§ **REQUIRED TASK**
Sift the material for lines containing "ylabel", and return them.

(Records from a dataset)
* * *

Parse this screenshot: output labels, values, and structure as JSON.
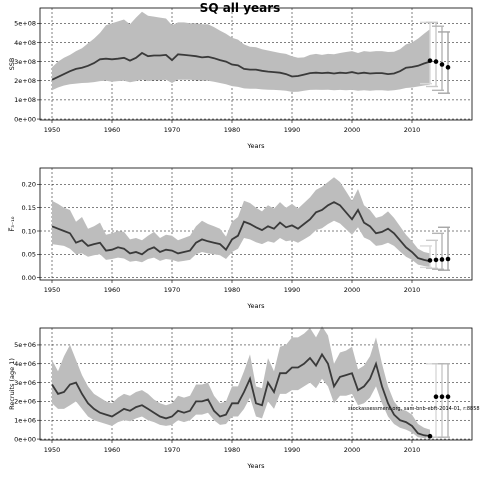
{
  "title": "SQ all years",
  "note": "stockassessment.org, sam-bnb-ebft-2014-01, r:8858",
  "chart_data": [
    {
      "type": "line",
      "ylabel": "SSB",
      "xlabel": "Years",
      "xlim": [
        1948,
        2020
      ],
      "ylim": [
        -5000000,
        580000000
      ],
      "xticks": [
        1950,
        1960,
        1970,
        1980,
        1990,
        2000,
        2010
      ],
      "yticks": [
        0,
        100000000,
        200000000,
        300000000,
        400000000,
        500000000
      ],
      "ytick_labels": [
        "0e+00",
        "1e+08",
        "2e+08",
        "3e+08",
        "4e+08",
        "5e+08"
      ],
      "grid": true,
      "x": [
        1950,
        1951,
        1952,
        1953,
        1954,
        1955,
        1956,
        1957,
        1958,
        1959,
        1960,
        1961,
        1962,
        1963,
        1964,
        1965,
        1966,
        1967,
        1968,
        1969,
        1970,
        1971,
        1972,
        1973,
        1974,
        1975,
        1976,
        1977,
        1978,
        1979,
        1980,
        1981,
        1982,
        1983,
        1984,
        1985,
        1986,
        1987,
        1988,
        1989,
        1990,
        1991,
        1992,
        1993,
        1994,
        1995,
        1996,
        1997,
        1998,
        1999,
        2000,
        2001,
        2002,
        2003,
        2004,
        2005,
        2006,
        2007,
        2008,
        2009,
        2010,
        2011,
        2012,
        2013
      ],
      "y": [
        205,
        220,
        235,
        250,
        262,
        268,
        278,
        292,
        312,
        315,
        312,
        315,
        320,
        305,
        320,
        345,
        328,
        332,
        332,
        335,
        308,
        338,
        335,
        332,
        328,
        322,
        325,
        318,
        308,
        300,
        285,
        280,
        262,
        258,
        258,
        252,
        248,
        245,
        242,
        235,
        222,
        225,
        232,
        240,
        242,
        240,
        242,
        238,
        242,
        240,
        245,
        238,
        242,
        238,
        240,
        240,
        235,
        238,
        250,
        268,
        272,
        278,
        290,
        300
      ],
      "upper": [
        270,
        300,
        320,
        335,
        355,
        370,
        395,
        420,
        450,
        490,
        500,
        510,
        520,
        495,
        530,
        560,
        540,
        535,
        530,
        525,
        490,
        505,
        505,
        500,
        500,
        495,
        495,
        480,
        462,
        445,
        425,
        415,
        390,
        378,
        375,
        365,
        358,
        352,
        345,
        340,
        328,
        320,
        322,
        335,
        340,
        335,
        340,
        338,
        345,
        350,
        355,
        345,
        355,
        352,
        355,
        355,
        350,
        352,
        365,
        390,
        400,
        420,
        445,
        470
      ],
      "lower": [
        150,
        165,
        175,
        182,
        185,
        188,
        190,
        193,
        198,
        200,
        195,
        198,
        200,
        192,
        198,
        205,
        198,
        202,
        202,
        205,
        188,
        205,
        205,
        205,
        202,
        200,
        200,
        195,
        188,
        182,
        172,
        168,
        160,
        158,
        158,
        155,
        153,
        152,
        150,
        148,
        142,
        143,
        148,
        152,
        153,
        152,
        153,
        150,
        152,
        150,
        152,
        148,
        150,
        148,
        150,
        150,
        148,
        150,
        155,
        162,
        165,
        170,
        175,
        180
      ],
      "y_scale": 1000000,
      "forecast": {
        "points": [
          [
            2013,
            305
          ],
          [
            2014,
            300
          ],
          [
            2015,
            285
          ],
          [
            2016,
            270
          ]
        ],
        "bars": [
          [
            2013,
            185,
            505
          ],
          [
            2014,
            170,
            505
          ],
          [
            2015,
            150,
            485
          ],
          [
            2016,
            135,
            455
          ]
        ],
        "y_scale": 1000000
      }
    },
    {
      "type": "line",
      "ylabel": "F̅₃₋₁₀",
      "xlabel": "Years",
      "xlim": [
        1948,
        2020
      ],
      "ylim": [
        -0.005,
        0.235
      ],
      "xticks": [
        1950,
        1960,
        1970,
        1980,
        1990,
        2000,
        2010
      ],
      "yticks": [
        0.0,
        0.05,
        0.1,
        0.15,
        0.2
      ],
      "ytick_labels": [
        "0.00",
        "0.05",
        "0.10",
        "0.15",
        "0.20"
      ],
      "grid": true,
      "x": [
        1950,
        1951,
        1952,
        1953,
        1954,
        1955,
        1956,
        1957,
        1958,
        1959,
        1960,
        1961,
        1962,
        1963,
        1964,
        1965,
        1966,
        1967,
        1968,
        1969,
        1970,
        1971,
        1972,
        1973,
        1974,
        1975,
        1976,
        1977,
        1978,
        1979,
        1980,
        1981,
        1982,
        1983,
        1984,
        1985,
        1986,
        1987,
        1988,
        1989,
        1990,
        1991,
        1992,
        1993,
        1994,
        1995,
        1996,
        1997,
        1998,
        1999,
        2000,
        2001,
        2002,
        2003,
        2004,
        2005,
        2006,
        2007,
        2008,
        2009,
        2010,
        2011,
        2012,
        2013
      ],
      "y": [
        0.11,
        0.105,
        0.1,
        0.095,
        0.075,
        0.08,
        0.068,
        0.072,
        0.075,
        0.058,
        0.06,
        0.065,
        0.062,
        0.052,
        0.055,
        0.05,
        0.06,
        0.065,
        0.055,
        0.06,
        0.058,
        0.052,
        0.055,
        0.058,
        0.075,
        0.082,
        0.078,
        0.075,
        0.072,
        0.06,
        0.082,
        0.09,
        0.12,
        0.115,
        0.108,
        0.102,
        0.11,
        0.105,
        0.118,
        0.108,
        0.112,
        0.105,
        0.115,
        0.125,
        0.14,
        0.145,
        0.155,
        0.162,
        0.155,
        0.14,
        0.125,
        0.145,
        0.118,
        0.11,
        0.095,
        0.098,
        0.105,
        0.095,
        0.08,
        0.065,
        0.055,
        0.042,
        0.038,
        0.035
      ],
      "upper": [
        0.165,
        0.158,
        0.15,
        0.145,
        0.12,
        0.13,
        0.105,
        0.11,
        0.118,
        0.092,
        0.095,
        0.1,
        0.098,
        0.082,
        0.085,
        0.08,
        0.09,
        0.098,
        0.085,
        0.092,
        0.09,
        0.08,
        0.085,
        0.09,
        0.11,
        0.122,
        0.115,
        0.11,
        0.105,
        0.088,
        0.12,
        0.13,
        0.165,
        0.16,
        0.15,
        0.142,
        0.155,
        0.148,
        0.162,
        0.15,
        0.158,
        0.148,
        0.16,
        0.172,
        0.188,
        0.195,
        0.205,
        0.215,
        0.205,
        0.185,
        0.165,
        0.19,
        0.155,
        0.145,
        0.128,
        0.132,
        0.142,
        0.128,
        0.11,
        0.092,
        0.078,
        0.062,
        0.055,
        0.052
      ],
      "lower": [
        0.072,
        0.07,
        0.068,
        0.062,
        0.05,
        0.052,
        0.045,
        0.048,
        0.05,
        0.038,
        0.04,
        0.043,
        0.041,
        0.034,
        0.036,
        0.033,
        0.04,
        0.043,
        0.036,
        0.04,
        0.038,
        0.034,
        0.036,
        0.038,
        0.05,
        0.055,
        0.052,
        0.05,
        0.048,
        0.04,
        0.055,
        0.062,
        0.085,
        0.082,
        0.076,
        0.072,
        0.078,
        0.075,
        0.085,
        0.078,
        0.08,
        0.075,
        0.082,
        0.09,
        0.102,
        0.106,
        0.115,
        0.122,
        0.116,
        0.104,
        0.092,
        0.108,
        0.086,
        0.08,
        0.068,
        0.07,
        0.075,
        0.068,
        0.056,
        0.045,
        0.038,
        0.028,
        0.025,
        0.023
      ],
      "forecast": {
        "points": [
          [
            2013,
            0.037
          ],
          [
            2014,
            0.038
          ],
          [
            2015,
            0.039
          ],
          [
            2016,
            0.04
          ]
        ],
        "bars": [
          [
            2013,
            0.022,
            0.068
          ],
          [
            2014,
            0.02,
            0.08
          ],
          [
            2015,
            0.018,
            0.095
          ],
          [
            2016,
            0.016,
            0.108
          ]
        ]
      }
    },
    {
      "type": "line",
      "ylabel": "Recruits (age 1)",
      "xlabel": "Years",
      "xlim": [
        1948,
        2020
      ],
      "ylim": [
        -50000,
        5900000
      ],
      "xticks": [
        1950,
        1960,
        1970,
        1980,
        1990,
        2000,
        2010
      ],
      "yticks": [
        0,
        1000000,
        2000000,
        3000000,
        4000000,
        5000000
      ],
      "ytick_labels": [
        "0e+00",
        "1e+06",
        "2e+06",
        "3e+06",
        "4e+06",
        "5e+06"
      ],
      "grid": true,
      "x": [
        1950,
        1951,
        1952,
        1953,
        1954,
        1955,
        1956,
        1957,
        1958,
        1959,
        1960,
        1961,
        1962,
        1963,
        1964,
        1965,
        1966,
        1967,
        1968,
        1969,
        1970,
        1971,
        1972,
        1973,
        1974,
        1975,
        1976,
        1977,
        1978,
        1979,
        1980,
        1981,
        1982,
        1983,
        1984,
        1985,
        1986,
        1987,
        1988,
        1989,
        1990,
        1991,
        1992,
        1993,
        1994,
        1995,
        1996,
        1997,
        1998,
        1999,
        2000,
        2001,
        2002,
        2003,
        2004,
        2005,
        2006,
        2007,
        2008,
        2009,
        2010,
        2011,
        2012,
        2013
      ],
      "y": [
        2.9,
        2.4,
        2.5,
        2.9,
        3.0,
        2.4,
        1.9,
        1.6,
        1.4,
        1.3,
        1.2,
        1.4,
        1.6,
        1.5,
        1.7,
        1.8,
        1.6,
        1.4,
        1.2,
        1.1,
        1.2,
        1.5,
        1.4,
        1.5,
        2.0,
        2.0,
        2.1,
        1.5,
        1.2,
        1.3,
        1.9,
        1.9,
        2.5,
        3.2,
        1.9,
        1.8,
        3.0,
        2.5,
        3.5,
        3.5,
        3.8,
        3.8,
        4.0,
        4.3,
        3.9,
        4.5,
        4.0,
        2.8,
        3.3,
        3.4,
        3.5,
        2.6,
        2.8,
        3.2,
        4.0,
        2.8,
        1.9,
        1.3,
        1.0,
        0.9,
        0.7,
        0.3,
        0.2,
        0.15
      ],
      "upper": [
        4.2,
        3.6,
        4.4,
        5.0,
        4.2,
        3.4,
        2.8,
        2.4,
        2.2,
        2.0,
        1.9,
        2.2,
        2.4,
        2.3,
        2.5,
        2.6,
        2.4,
        2.1,
        1.9,
        1.8,
        1.9,
        2.3,
        2.2,
        2.3,
        2.9,
        2.9,
        3.0,
        2.3,
        1.9,
        2.0,
        2.8,
        2.8,
        3.6,
        4.5,
        2.8,
        2.7,
        4.3,
        3.6,
        4.9,
        5.0,
        5.4,
        5.4,
        5.6,
        5.9,
        5.4,
        6.0,
        5.5,
        4.0,
        4.6,
        4.7,
        4.9,
        3.7,
        3.9,
        4.4,
        5.4,
        4.0,
        2.8,
        2.0,
        1.6,
        1.5,
        1.3,
        0.8,
        0.6,
        0.5
      ],
      "lower": [
        1.9,
        1.6,
        1.6,
        1.8,
        2.0,
        1.6,
        1.2,
        1.0,
        0.9,
        0.8,
        0.7,
        0.9,
        1.0,
        0.95,
        1.1,
        1.2,
        1.0,
        0.9,
        0.75,
        0.7,
        0.75,
        1.0,
        0.9,
        1.0,
        1.3,
        1.3,
        1.4,
        1.0,
        0.75,
        0.8,
        1.2,
        1.2,
        1.6,
        2.2,
        1.2,
        1.1,
        2.0,
        1.6,
        2.4,
        2.4,
        2.6,
        2.6,
        2.8,
        3.0,
        2.7,
        3.2,
        2.8,
        1.9,
        2.3,
        2.3,
        2.4,
        1.8,
        1.9,
        2.2,
        2.8,
        1.9,
        1.2,
        0.8,
        0.6,
        0.5,
        0.35,
        0.1,
        0.05,
        0.03
      ],
      "y_scale": 1000000,
      "forecast": {
        "points": [
          [
            2013,
            0.15
          ],
          [
            2014,
            2.25
          ],
          [
            2015,
            2.25
          ],
          [
            2016,
            2.25
          ]
        ],
        "bars": [
          [
            2014,
            0.1,
            4.0
          ],
          [
            2015,
            0.1,
            4.0
          ],
          [
            2016,
            0.1,
            4.0
          ]
        ],
        "y_scale": 1000000
      }
    }
  ]
}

* * *

§ **THE OUTPUT**
      "ylabel": "SSB",
      "ylabel": "F̅₃₋₁₀",
      "ylabel": "Recruits (age 1)",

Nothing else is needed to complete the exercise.